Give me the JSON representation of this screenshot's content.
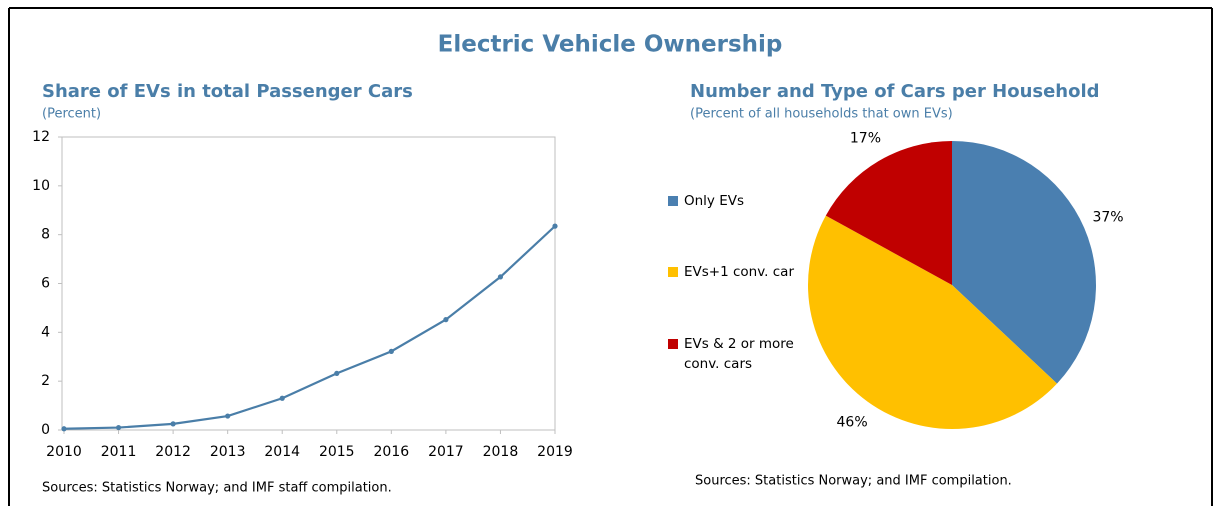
{
  "title": "Electric Vehicle Ownership",
  "chart_data": [
    {
      "type": "line",
      "title": "Share of EVs in total Passenger Cars",
      "subtitle": "(Percent)",
      "x": [
        2010,
        2011,
        2012,
        2013,
        2014,
        2015,
        2016,
        2017,
        2018,
        2019
      ],
      "series": [
        {
          "name": "Share of EVs",
          "color": "#4a7ea8",
          "values": [
            0.05,
            0.1,
            0.25,
            0.57,
            1.3,
            2.32,
            3.22,
            4.52,
            6.27,
            8.35
          ]
        }
      ],
      "xlim": [
        2010,
        2019
      ],
      "xticks": [
        2010,
        2011,
        2012,
        2013,
        2014,
        2015,
        2016,
        2017,
        2018,
        2019
      ],
      "ylim": [
        0,
        12
      ],
      "yticks": [
        0,
        2,
        4,
        6,
        8,
        10,
        12
      ],
      "source": "Sources: Statistics Norway; and IMF staff compilation."
    },
    {
      "type": "pie",
      "title": "Number and Type of Cars per Household",
      "subtitle": "(Percent of all households that own EVs)",
      "categories": [
        "Only EVs",
        "EVs+1 conv. car",
        "EVs & 2 or more conv. cars"
      ],
      "values": [
        37,
        46,
        17
      ],
      "value_labels": [
        "37%",
        "46%",
        "17%"
      ],
      "colors": [
        "#4a7fb0",
        "#ffc000",
        "#c00000"
      ],
      "legend": "left",
      "source": "Sources: Statistics Norway; and IMF compilation."
    }
  ]
}
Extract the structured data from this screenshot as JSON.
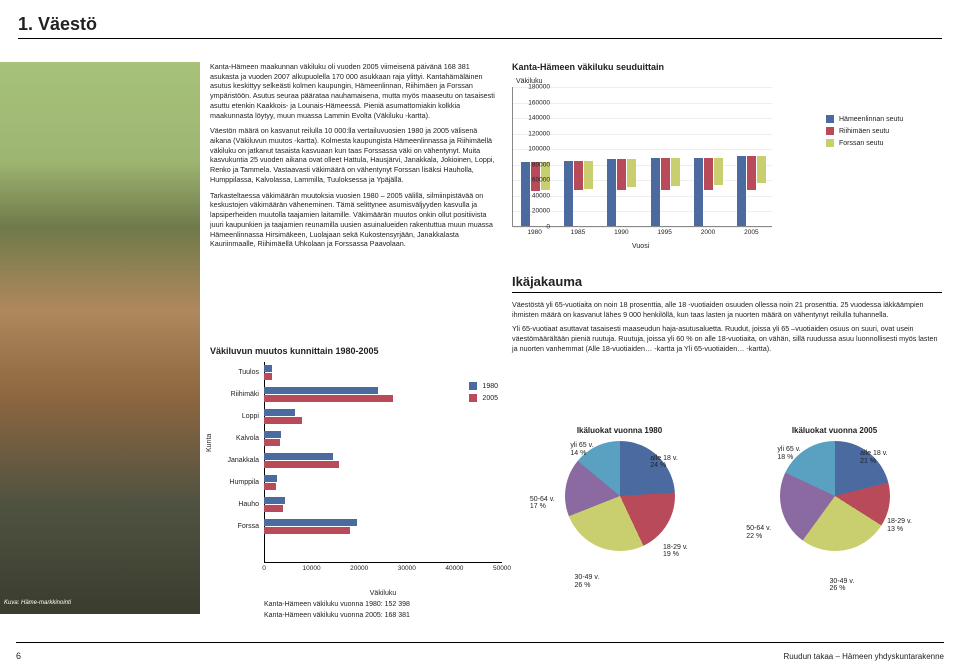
{
  "page": {
    "section_title": "1. Väestö",
    "page_number": "6",
    "footer_text": "Ruudun takaa – Hämeen yhdyskuntarakenne",
    "photo_credit": "Kuva: Häme-markkinointi"
  },
  "main_text": {
    "p1": "Kanta-Hämeen maakunnan väkiluku oli vuoden 2005 viimeisenä päivänä 168 381 asukasta ja vuoden 2007 alkupuolella 170 000 asukkaan raja ylittyi. Kantahämäläinen asutus keskittyy selkeästi kolmen kaupungin, Hämeenlinnan, Riihimäen ja Forssan ympäristöön. Asutus seuraa pääratаa nauhamaisena, mutta myös maaseutu on tasaisesti asuttu etenkin Kaakkois- ja Lounais-Hämeessä. Pieniä asumattomiakin kolkkia maakunnasta löytyy, muun muassa Lammin Evolta (Väkiluku -kartta).",
    "p2": "Väestön määrä on kasvanut reilulla 10 000:lla vertailuvuosien 1980 ja 2005 välisenä aikana (Väkiluvun muutos -kartta). Kolmesta kaupungista Hämeenlinnassa ja Riihimäellä väkiluku on jatkanut tasaista kasvuaan kun taas Forssassa väki on vähentynyt. Muita kasvukuntia 25 vuoden aikana ovat olleet Hattula, Hausjärvi, Janakkala, Jokioinen, Loppi, Renko ja Tammela. Vastaavasti väkimäärä on vähentynyt Forssan lisäksi Hauholla, Humppilassa, Kalvolassa, Lammilla, Tuuloksessa ja Ypäjällä.",
    "p3": "Tarkasteltaessa väkimäärän muutoksia vuosien 1980 – 2005 välillä, silmiinpistävää on keskustojen väkimäärän väheneminen. Tämä selittynee asumisväljyyden kasvulla ja lapsiperheiden muutolla taajamien laitamille. Väkimäärän muutos onkin ollut positiivista juuri kaupunkien ja taajamien reunamilla uusien asuinalueiden rakentuttua muun muassa Hämeenlinnassa Hirsimäkeen, Luolajaan sekä Kukostensyrjään, Janakkalasta Kauriinmaalle, Riihimäellä Uhkolaan ja Forssassa Paavolaan."
  },
  "chart1": {
    "title": "Kanta-Hämeen väkiluku seuduittain",
    "ylabel": "Väkiluku",
    "xlabel": "Vuosi",
    "ylim": [
      0,
      180000
    ],
    "ytick_step": 20000,
    "yticks": [
      "0",
      "20000",
      "40000",
      "60000",
      "80000",
      "100000",
      "120000",
      "140000",
      "160000",
      "180000"
    ],
    "xticks": [
      "1980",
      "1985",
      "1990",
      "1995",
      "2000",
      "2005"
    ],
    "series": [
      {
        "name": "Hämeenlinnan seutu",
        "color": "#4a6aa0",
        "values": [
          82000,
          84000,
          86000,
          87000,
          88000,
          90000
        ]
      },
      {
        "name": "Riihimäen seutu",
        "color": "#b84a5a",
        "values": [
          37000,
          38000,
          40000,
          41000,
          42000,
          44000
        ]
      },
      {
        "name": "Forssan seutu",
        "color": "#c9cf6e",
        "values": [
          36000,
          36000,
          36000,
          36000,
          35500,
          35000
        ]
      }
    ],
    "background_color": "#ffffff",
    "grid_color": "#eeeeee"
  },
  "ika": {
    "title": "Ikäjakauma",
    "p1": "Väestöstä yli 65-vuotiaita on noin 18 prosenttia, alle 18 -vuotiaiden osuuden ollessa noin 21 prosenttia. 25 vuodessa iäkkäämpien ihmisten määrä on kasvanut lähes 9 000 henkilöllä, kun taas lasten ja nuorten määrä on vähentynyt reilulla tuhannella.",
    "p2": "Yli 65-vuotiaat asuttavat tasaisesti maaseudun haja-asutusaluetta. Ruudut, joissa yli 65 –vuotiaiden osuus on suuri, ovat usein väestömäärältään pieniä ruutuja. Ruutuja, joissa yli 60 % on alle 18-vuotiaita, on vähän, sillä ruudussa asuu luonnollisesti myös lasten ja nuorten vanhemmat (Alle 18-vuotiaiden… -kartta ja Yli 65-vuotiaiden… -kartta)."
  },
  "chart2": {
    "title": "Väkiluvun muutos kunnittain 1980-2005",
    "ylabel": "Kunta",
    "xlabel": "Väkiluku",
    "xlim": [
      0,
      50000
    ],
    "xtick_step": 10000,
    "xticks": [
      "0",
      "10000",
      "20000",
      "30000",
      "40000",
      "50000"
    ],
    "categories": [
      "Tuulos",
      "Riihimäki",
      "Loppi",
      "Kalvola",
      "Janakkala",
      "Humppila",
      "Hauho",
      "Forssa"
    ],
    "series": [
      {
        "name": "1980",
        "color": "#4a6aa0",
        "values": [
          1700,
          24000,
          6500,
          3600,
          14500,
          2800,
          4400,
          19500
        ]
      },
      {
        "name": "2005",
        "color": "#b84a5a",
        "values": [
          1650,
          27000,
          8000,
          3450,
          15800,
          2550,
          3950,
          18000
        ]
      }
    ],
    "notes": [
      "Kanta-Hämeen väkiluku vuonna 1980: 152 398",
      "Kanta-Hämeen väkiluku vuonna 2005: 168 381"
    ]
  },
  "pies": {
    "p1980": {
      "title": "Ikäluokat vuonna 1980",
      "slices": [
        {
          "label": "alle 18 v.",
          "pct": 24,
          "color": "#4a6aa0"
        },
        {
          "label": "18-29 v.",
          "pct": 19,
          "color": "#b84a5a"
        },
        {
          "label": "30-49 v.",
          "pct": 26,
          "color": "#c9cf6e"
        },
        {
          "label": "50-64 v.",
          "pct": 17,
          "color": "#8a6aa0"
        },
        {
          "label": "yli 65 v.",
          "pct": 14,
          "color": "#5aa0c0"
        }
      ]
    },
    "p2005": {
      "title": "Ikäluokat vuonna 2005",
      "slices": [
        {
          "label": "alle 18 v.",
          "pct": 21,
          "color": "#4a6aa0"
        },
        {
          "label": "18-29 v.",
          "pct": 13,
          "color": "#b84a5a"
        },
        {
          "label": "30-49 v.",
          "pct": 26,
          "color": "#c9cf6e"
        },
        {
          "label": "50-64 v.",
          "pct": 22,
          "color": "#8a6aa0"
        },
        {
          "label": "yli 65 v.",
          "pct": 18,
          "color": "#5aa0c0"
        }
      ]
    }
  }
}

◆ GIVEN EXERCISE ◆
Reproduce the data word for word, excluding its pictures.

◆ SOLUTION TO THIS EXERCISE ◆
Give me the JSON representation of this screenshot's content.
{
  "title": "Electric Vehicle Ownership",
  "chart_data": [
    {
      "type": "line",
      "title": "Share of EVs in total Passenger Cars",
      "subtitle": "(Percent)",
      "x": [
        2010,
        2011,
        2012,
        2013,
        2014,
        2015,
        2016,
        2017,
        2018,
        2019
      ],
      "series": [
        {
          "name": "Share of EVs",
          "color": "#4a7ea8",
          "values": [
            0.05,
            0.1,
            0.25,
            0.57,
            1.3,
            2.32,
            3.22,
            4.52,
            6.27,
            8.35
          ]
        }
      ],
      "xlim": [
        2010,
        2019
      ],
      "xticks": [
        2010,
        2011,
        2012,
        2013,
        2014,
        2015,
        2016,
        2017,
        2018,
        2019
      ],
      "ylim": [
        0,
        12
      ],
      "yticks": [
        0,
        2,
        4,
        6,
        8,
        10,
        12
      ],
      "source": "Sources: Statistics Norway; and IMF staff compilation."
    },
    {
      "type": "pie",
      "title": "Number and Type of Cars per Household",
      "subtitle": "(Percent of all households that own EVs)",
      "categories": [
        "Only EVs",
        "EVs+1 conv. car",
        "EVs & 2 or more conv. cars"
      ],
      "values": [
        37,
        46,
        17
      ],
      "value_labels": [
        "37%",
        "46%",
        "17%"
      ],
      "colors": [
        "#4a7fb0",
        "#ffc000",
        "#c00000"
      ],
      "legend": "left",
      "source": "Sources: Statistics Norway; and IMF compilation."
    }
  ]
}
Extract the structured data from this screenshot as JSON.
{
  "page": {
    "section_title": "1. Väestö",
    "page_number": "6",
    "footer_text": "Ruudun takaa – Hämeen yhdyskuntarakenne",
    "photo_credit": "Kuva: Häme-markkinointi"
  },
  "main_text": {
    "p1": "Kanta-Hämeen maakunnan väkiluku oli vuoden 2005 viimeisenä päivänä 168 381 asukasta ja vuoden 2007 alkupuolella 170 000 asukkaan raja ylittyi. Kantahämäläinen asutus keskittyy selkeästi kolmen kaupungin, Hämeenlinnan, Riihimäen ja Forssan ympäristöön. Asutus seuraa pääratаa nauhamaisena, mutta myös maaseutu on tasaisesti asuttu etenkin Kaakkois- ja Lounais-Hämeessä. Pieniä asumattomiakin kolkkia maakunnasta löytyy, muun muassa Lammin Evolta (Väkiluku -kartta).",
    "p2": "Väestön määrä on kasvanut reilulla 10 000:lla vertailuvuosien 1980 ja 2005 välisenä aikana (Väkiluvun muutos -kartta). Kolmesta kaupungista Hämeenlinnassa ja Riihimäellä väkiluku on jatkanut tasaista kasvuaan kun taas Forssassa väki on vähentynyt. Muita kasvukuntia 25 vuoden aikana ovat olleet Hattula, Hausjärvi, Janakkala, Jokioinen, Loppi, Renko ja Tammela. Vastaavasti väkimäärä on vähentynyt Forssan lisäksi Hauholla, Humppilassa, Kalvolassa, Lammilla, Tuuloksessa ja Ypäjällä.",
    "p3": "Tarkasteltaessa väkimäärän muutoksia vuosien 1980 – 2005 välillä, silmiinpistävää on keskustojen väkimäärän väheneminen. Tämä selittynee asumisväljyyden kasvulla ja lapsiperheiden muutolla taajamien laitamille. Väkimäärän muutos onkin ollut positiivista juuri kaupunkien ja taajamien reunamilla uusien asuinalueiden rakentuttua muun muassa Hämeenlinnassa Hirsimäkeen, Luolajaan sekä Kukostensyrjään, Janakkalasta Kauriinmaalle, Riihimäellä Uhkolaan ja Forssassa Paavolaan."
  },
  "chart1": {
    "title": "Kanta-Hämeen väkiluku seuduittain",
    "ylabel": "Väkiluku",
    "xlabel": "Vuosi",
    "ylim": [
      0,
      180000
    ],
    "ytick_step": 20000,
    "yticks": [
      "0",
      "20000",
      "40000",
      "60000",
      "80000",
      "100000",
      "120000",
      "140000",
      "160000",
      "180000"
    ],
    "xticks": [
      "1980",
      "1985",
      "1990",
      "1995",
      "2000",
      "2005"
    ],
    "series": [
      {
        "name": "Hämeenlinnan seutu",
        "color": "#4a6aa0",
        "values": [
          82000,
          84000,
          86000,
          87000,
          88000,
          90000
        ]
      },
      {
        "name": "Riihimäen seutu",
        "color": "#b84a5a",
        "values": [
          37000,
          38000,
          40000,
          41000,
          42000,
          44000
        ]
      },
      {
        "name": "Forssan seutu",
        "color": "#c9cf6e",
        "values": [
          36000,
          36000,
          36000,
          36000,
          35500,
          35000
        ]
      }
    ],
    "background_color": "#ffffff",
    "grid_color": "#eeeeee"
  },
  "ika": {
    "title": "Ikäjakauma",
    "p1": "Väestöstä yli 65-vuotiaita on noin 18 prosenttia, alle 18 -vuotiaiden osuuden ollessa noin 21 prosenttia. 25 vuodessa iäkkäämpien ihmisten määrä on kasvanut lähes 9 000 henkilöllä, kun taas lasten ja nuorten määrä on vähentynyt reilulla tuhannella.",
    "p2": "Yli 65-vuotiaat asuttavat tasaisesti maaseudun haja-asutusaluetta. Ruudut, joissa yli 65 –vuotiaiden osuus on suuri, ovat usein väestömäärältään pieniä ruutuja. Ruutuja, joissa yli 60 % on alle 18-vuotiaita, on vähän, sillä ruudussa asuu luonnollisesti myös lasten ja nuorten vanhemmat (Alle 18-vuotiaiden… -kartta ja Yli 65-vuotiaiden… -kartta)."
  },
  "chart2": {
    "title": "Väkiluvun muutos kunnittain 1980-2005",
    "ylabel": "Kunta",
    "xlabel": "Väkiluku",
    "xlim": [
      0,
      50000
    ],
    "xtick_step": 10000,
    "xticks": [
      "0",
      "10000",
      "20000",
      "30000",
      "40000",
      "50000"
    ],
    "categories": [
      "Tuulos",
      "Riihimäki",
      "Loppi",
      "Kalvola",
      "Janakkala",
      "Humppila",
      "Hauho",
      "Forssa"
    ],
    "series": [
      {
        "name": "1980",
        "color": "#4a6aa0",
        "values": [
          1700,
          24000,
          6500,
          3600,
          14500,
          2800,
          4400,
          19500
        ]
      },
      {
        "name": "2005",
        "color": "#b84a5a",
        "values": [
          1650,
          27000,
          8000,
          3450,
          15800,
          2550,
          3950,
          18000
        ]
      }
    ],
    "notes": [
      "Kanta-Hämeen väkiluku vuonna 1980: 152 398",
      "Kanta-Hämeen väkiluku vuonna 2005: 168 381"
    ]
  },
  "pies": {
    "p1980": {
      "title": "Ikäluokat vuonna 1980",
      "slices": [
        {
          "label": "alle 18 v.",
          "pct": 24,
          "color": "#4a6aa0"
        },
        {
          "label": "18-29 v.",
          "pct": 19,
          "color": "#b84a5a"
        },
        {
          "label": "30-49 v.",
          "pct": 26,
          "color": "#c9cf6e"
        },
        {
          "label": "50-64 v.",
          "pct": 17,
          "color": "#8a6aa0"
        },
        {
          "label": "yli 65 v.",
          "pct": 14,
          "color": "#5aa0c0"
        }
      ]
    },
    "p2005": {
      "title": "Ikäluokat vuonna 2005",
      "slices": [
        {
          "label": "alle 18 v.",
          "pct": 21,
          "color": "#4a6aa0"
        },
        {
          "label": "18-29 v.",
          "pct": 13,
          "color": "#b84a5a"
        },
        {
          "label": "30-49 v.",
          "pct": 26,
          "color": "#c9cf6e"
        },
        {
          "label": "50-64 v.",
          "pct": 22,
          "color": "#8a6aa0"
        },
        {
          "label": "yli 65 v.",
          "pct": 18,
          "color": "#5aa0c0"
        }
      ]
    }
  }
}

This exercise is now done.